- WORK TO DO: Take from the listing each line that has the string "representation".

- EXERCISE DATA:

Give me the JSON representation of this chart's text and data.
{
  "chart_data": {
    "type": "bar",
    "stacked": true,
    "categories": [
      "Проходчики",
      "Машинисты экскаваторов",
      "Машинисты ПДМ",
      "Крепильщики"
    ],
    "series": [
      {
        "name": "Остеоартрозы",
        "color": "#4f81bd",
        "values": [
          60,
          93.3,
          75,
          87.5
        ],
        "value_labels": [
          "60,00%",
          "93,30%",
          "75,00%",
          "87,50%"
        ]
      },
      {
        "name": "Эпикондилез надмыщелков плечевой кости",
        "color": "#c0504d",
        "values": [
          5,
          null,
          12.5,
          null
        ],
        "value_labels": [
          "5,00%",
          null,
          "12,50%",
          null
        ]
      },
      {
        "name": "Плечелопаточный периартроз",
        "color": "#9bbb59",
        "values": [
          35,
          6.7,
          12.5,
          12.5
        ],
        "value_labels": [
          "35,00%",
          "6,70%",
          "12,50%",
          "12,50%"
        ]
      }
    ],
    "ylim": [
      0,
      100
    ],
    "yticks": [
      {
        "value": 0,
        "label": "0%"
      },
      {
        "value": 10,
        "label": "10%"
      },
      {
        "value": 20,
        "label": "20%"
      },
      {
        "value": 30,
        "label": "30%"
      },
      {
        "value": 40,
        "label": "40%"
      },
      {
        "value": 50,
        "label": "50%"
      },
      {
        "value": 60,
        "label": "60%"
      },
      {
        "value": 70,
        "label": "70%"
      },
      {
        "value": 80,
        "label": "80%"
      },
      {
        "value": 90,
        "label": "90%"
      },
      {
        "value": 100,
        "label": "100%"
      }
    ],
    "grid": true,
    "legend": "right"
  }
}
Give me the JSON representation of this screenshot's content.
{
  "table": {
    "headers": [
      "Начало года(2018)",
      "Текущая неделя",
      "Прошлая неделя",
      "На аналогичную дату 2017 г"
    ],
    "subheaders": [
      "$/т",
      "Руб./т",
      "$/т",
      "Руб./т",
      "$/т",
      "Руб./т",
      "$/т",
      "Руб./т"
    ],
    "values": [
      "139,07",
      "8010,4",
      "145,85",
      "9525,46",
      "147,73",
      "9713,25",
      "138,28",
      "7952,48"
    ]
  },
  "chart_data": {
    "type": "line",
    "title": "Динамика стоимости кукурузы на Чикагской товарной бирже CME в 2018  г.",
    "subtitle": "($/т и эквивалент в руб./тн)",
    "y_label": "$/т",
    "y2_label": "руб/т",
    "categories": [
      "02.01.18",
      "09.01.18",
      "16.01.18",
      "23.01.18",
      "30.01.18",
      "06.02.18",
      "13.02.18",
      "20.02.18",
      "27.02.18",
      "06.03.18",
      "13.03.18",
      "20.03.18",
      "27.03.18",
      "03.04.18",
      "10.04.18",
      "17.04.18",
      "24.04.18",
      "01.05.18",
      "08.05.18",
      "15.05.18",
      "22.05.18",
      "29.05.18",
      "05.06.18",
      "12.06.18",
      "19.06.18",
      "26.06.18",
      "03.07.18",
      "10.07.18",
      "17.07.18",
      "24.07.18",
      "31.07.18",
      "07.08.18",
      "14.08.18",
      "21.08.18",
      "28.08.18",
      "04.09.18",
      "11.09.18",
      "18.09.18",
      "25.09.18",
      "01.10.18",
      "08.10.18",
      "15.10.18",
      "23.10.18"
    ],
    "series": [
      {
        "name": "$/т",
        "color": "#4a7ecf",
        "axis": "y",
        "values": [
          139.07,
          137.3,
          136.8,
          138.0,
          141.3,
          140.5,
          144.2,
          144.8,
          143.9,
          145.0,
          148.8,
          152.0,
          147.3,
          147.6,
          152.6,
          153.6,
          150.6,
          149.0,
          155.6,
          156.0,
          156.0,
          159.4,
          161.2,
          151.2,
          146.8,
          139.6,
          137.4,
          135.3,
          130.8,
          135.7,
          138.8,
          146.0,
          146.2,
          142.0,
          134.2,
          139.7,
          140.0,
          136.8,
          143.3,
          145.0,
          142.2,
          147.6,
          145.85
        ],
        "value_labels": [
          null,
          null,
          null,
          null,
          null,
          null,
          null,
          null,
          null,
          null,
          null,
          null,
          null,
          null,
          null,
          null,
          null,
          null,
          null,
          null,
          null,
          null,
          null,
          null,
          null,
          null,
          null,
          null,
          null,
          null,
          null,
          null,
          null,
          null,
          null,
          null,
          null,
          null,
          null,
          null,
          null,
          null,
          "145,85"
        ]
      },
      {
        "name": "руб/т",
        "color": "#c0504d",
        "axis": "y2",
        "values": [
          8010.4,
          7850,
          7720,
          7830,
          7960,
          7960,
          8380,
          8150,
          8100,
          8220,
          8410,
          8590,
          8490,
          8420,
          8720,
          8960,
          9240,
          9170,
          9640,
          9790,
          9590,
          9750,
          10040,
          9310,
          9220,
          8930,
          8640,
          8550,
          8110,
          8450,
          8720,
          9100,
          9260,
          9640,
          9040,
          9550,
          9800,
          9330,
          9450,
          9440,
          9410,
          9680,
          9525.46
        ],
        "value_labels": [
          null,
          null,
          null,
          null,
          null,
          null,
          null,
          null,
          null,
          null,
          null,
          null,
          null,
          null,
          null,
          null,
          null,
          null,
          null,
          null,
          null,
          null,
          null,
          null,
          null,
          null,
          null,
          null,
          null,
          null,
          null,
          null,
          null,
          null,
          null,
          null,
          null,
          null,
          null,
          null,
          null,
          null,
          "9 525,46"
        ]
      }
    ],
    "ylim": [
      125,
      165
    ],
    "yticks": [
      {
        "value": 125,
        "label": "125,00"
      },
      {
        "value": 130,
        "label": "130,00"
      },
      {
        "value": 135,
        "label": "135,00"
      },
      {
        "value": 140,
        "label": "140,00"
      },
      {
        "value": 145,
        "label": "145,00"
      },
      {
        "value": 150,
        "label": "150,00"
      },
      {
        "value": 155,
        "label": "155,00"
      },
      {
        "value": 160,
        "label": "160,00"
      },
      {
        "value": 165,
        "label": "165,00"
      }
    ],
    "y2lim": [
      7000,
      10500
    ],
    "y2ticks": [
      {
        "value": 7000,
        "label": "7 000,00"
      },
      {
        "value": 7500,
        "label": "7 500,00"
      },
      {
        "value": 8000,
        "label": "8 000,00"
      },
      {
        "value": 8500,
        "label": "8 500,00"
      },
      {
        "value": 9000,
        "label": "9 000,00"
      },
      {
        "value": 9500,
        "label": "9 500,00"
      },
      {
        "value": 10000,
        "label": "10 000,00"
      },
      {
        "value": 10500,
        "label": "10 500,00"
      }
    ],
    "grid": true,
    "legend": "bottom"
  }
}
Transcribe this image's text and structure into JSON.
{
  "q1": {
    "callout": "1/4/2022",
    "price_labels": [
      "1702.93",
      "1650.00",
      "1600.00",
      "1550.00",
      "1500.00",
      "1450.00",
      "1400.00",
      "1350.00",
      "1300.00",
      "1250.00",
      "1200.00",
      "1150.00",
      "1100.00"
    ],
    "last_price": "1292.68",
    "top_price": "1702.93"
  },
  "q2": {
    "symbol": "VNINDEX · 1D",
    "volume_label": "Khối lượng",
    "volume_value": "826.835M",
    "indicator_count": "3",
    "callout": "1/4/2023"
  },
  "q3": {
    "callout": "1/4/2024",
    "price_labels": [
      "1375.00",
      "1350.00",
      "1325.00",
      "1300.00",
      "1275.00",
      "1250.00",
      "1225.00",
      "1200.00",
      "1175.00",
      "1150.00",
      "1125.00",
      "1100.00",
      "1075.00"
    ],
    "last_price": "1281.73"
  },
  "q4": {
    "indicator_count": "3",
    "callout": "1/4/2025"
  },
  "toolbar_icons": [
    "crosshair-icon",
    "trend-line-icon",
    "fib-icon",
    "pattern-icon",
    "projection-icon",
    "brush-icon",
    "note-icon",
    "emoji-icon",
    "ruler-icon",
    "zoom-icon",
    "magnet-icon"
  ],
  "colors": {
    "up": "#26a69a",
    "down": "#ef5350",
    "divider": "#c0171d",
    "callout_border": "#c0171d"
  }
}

- RESULT BELOW:
Give me the JSON representation of this chart's text and data.
Give me the JSON representation of this screenshot's content.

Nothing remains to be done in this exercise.